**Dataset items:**
%%
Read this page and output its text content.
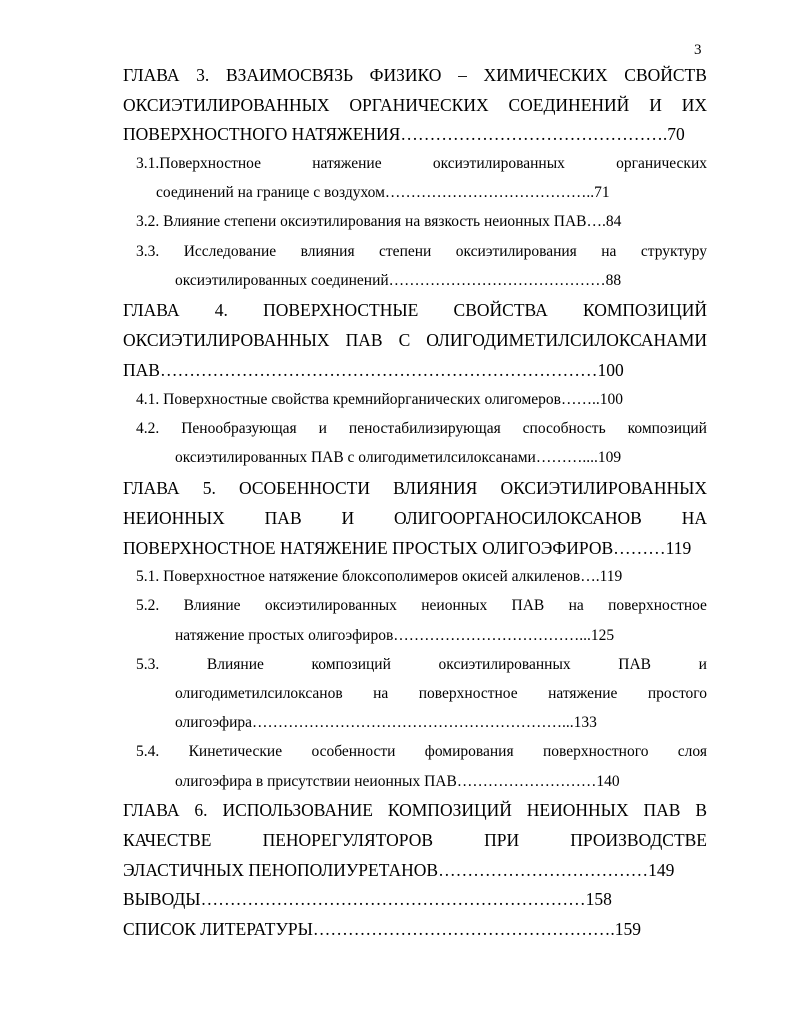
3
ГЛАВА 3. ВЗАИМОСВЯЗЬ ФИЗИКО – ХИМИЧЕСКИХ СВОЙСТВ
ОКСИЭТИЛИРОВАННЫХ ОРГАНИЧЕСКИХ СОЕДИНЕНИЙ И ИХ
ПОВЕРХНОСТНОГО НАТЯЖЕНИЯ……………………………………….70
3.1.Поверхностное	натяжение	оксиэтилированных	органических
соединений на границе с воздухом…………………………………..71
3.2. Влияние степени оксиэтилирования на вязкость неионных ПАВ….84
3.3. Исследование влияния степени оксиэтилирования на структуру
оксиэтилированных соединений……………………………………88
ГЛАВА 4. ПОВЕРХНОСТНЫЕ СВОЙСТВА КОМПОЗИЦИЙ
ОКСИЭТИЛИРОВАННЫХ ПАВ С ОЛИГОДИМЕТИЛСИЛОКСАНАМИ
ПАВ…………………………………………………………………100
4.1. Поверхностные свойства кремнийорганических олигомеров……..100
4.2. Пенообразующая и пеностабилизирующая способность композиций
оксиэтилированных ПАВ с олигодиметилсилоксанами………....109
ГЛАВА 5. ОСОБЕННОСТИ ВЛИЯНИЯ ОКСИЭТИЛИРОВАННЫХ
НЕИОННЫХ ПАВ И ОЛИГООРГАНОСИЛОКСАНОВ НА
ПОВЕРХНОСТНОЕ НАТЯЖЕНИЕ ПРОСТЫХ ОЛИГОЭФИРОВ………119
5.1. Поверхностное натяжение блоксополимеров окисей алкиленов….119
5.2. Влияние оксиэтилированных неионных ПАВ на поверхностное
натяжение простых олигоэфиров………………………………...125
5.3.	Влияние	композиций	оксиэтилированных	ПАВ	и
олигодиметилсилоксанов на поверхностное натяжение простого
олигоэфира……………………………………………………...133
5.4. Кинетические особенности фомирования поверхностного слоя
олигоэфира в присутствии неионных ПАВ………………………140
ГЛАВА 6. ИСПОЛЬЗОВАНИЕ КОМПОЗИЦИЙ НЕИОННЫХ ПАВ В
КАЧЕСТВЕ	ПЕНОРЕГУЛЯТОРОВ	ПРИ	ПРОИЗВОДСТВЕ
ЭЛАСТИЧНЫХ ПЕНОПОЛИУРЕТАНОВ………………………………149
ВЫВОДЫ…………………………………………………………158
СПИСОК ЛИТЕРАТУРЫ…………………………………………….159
%%
**Exercise directions:** All the material shown above is to be copied exactly, with no pictures carried over.

**Output for this task:**
Read this page and output its text content.
3
ГЛАВА 3. ВЗАИМОСВЯЗЬ ФИЗИКО – ХИМИЧЕСКИХ СВОЙСТВ
ОКСИЭТИЛИРОВАННЫХ ОРГАНИЧЕСКИХ СОЕДИНЕНИЙ И ИХ
ПОВЕРХНОСТНОГО НАТЯЖЕНИЯ……………………………………….70
3.1.Поверхностное	натяжение	оксиэтилированных	органических
соединений на границе с воздухом…………………………………..71
3.2. Влияние степени оксиэтилирования на вязкость неионных ПАВ….84
3.3. Исследование влияния степени оксиэтилирования на структуру
оксиэтилированных соединений……………………………………88
ГЛАВА 4. ПОВЕРХНОСТНЫЕ СВОЙСТВА КОМПОЗИЦИЙ
ОКСИЭТИЛИРОВАННЫХ ПАВ С ОЛИГОДИМЕТИЛСИЛОКСАНАМИ
ПАВ…………………………………………………………………100
4.1. Поверхностные свойства кремнийорганических олигомеров……..100
4.2. Пенообразующая и пеностабилизирующая способность композиций
оксиэтилированных ПАВ с олигодиметилсилоксанами………....109
ГЛАВА 5. ОСОБЕННОСТИ ВЛИЯНИЯ ОКСИЭТИЛИРОВАННЫХ
НЕИОННЫХ ПАВ И ОЛИГООРГАНОСИЛОКСАНОВ НА
ПОВЕРХНОСТНОЕ НАТЯЖЕНИЕ ПРОСТЫХ ОЛИГОЭФИРОВ………119
5.1. Поверхностное натяжение блоксополимеров окисей алкиленов….119
5.2. Влияние оксиэтилированных неионных ПАВ на поверхностное
натяжение простых олигоэфиров………………………………...125
5.3.	Влияние	композиций	оксиэтилированных	ПАВ	и
олигодиметилсилоксанов на поверхностное натяжение простого
олигоэфира……………………………………………………...133
5.4. Кинетические особенности фомирования поверхностного слоя
олигоэфира в присутствии неионных ПАВ………………………140
ГЛАВА 6. ИСПОЛЬЗОВАНИЕ КОМПОЗИЦИЙ НЕИОННЫХ ПАВ В
КАЧЕСТВЕ	ПЕНОРЕГУЛЯТОРОВ	ПРИ	ПРОИЗВОДСТВЕ
ЭЛАСТИЧНЫХ ПЕНОПОЛИУРЕТАНОВ………………………………149
ВЫВОДЫ…………………………………………………………158
СПИСОК ЛИТЕРАТУРЫ…………………………………………….159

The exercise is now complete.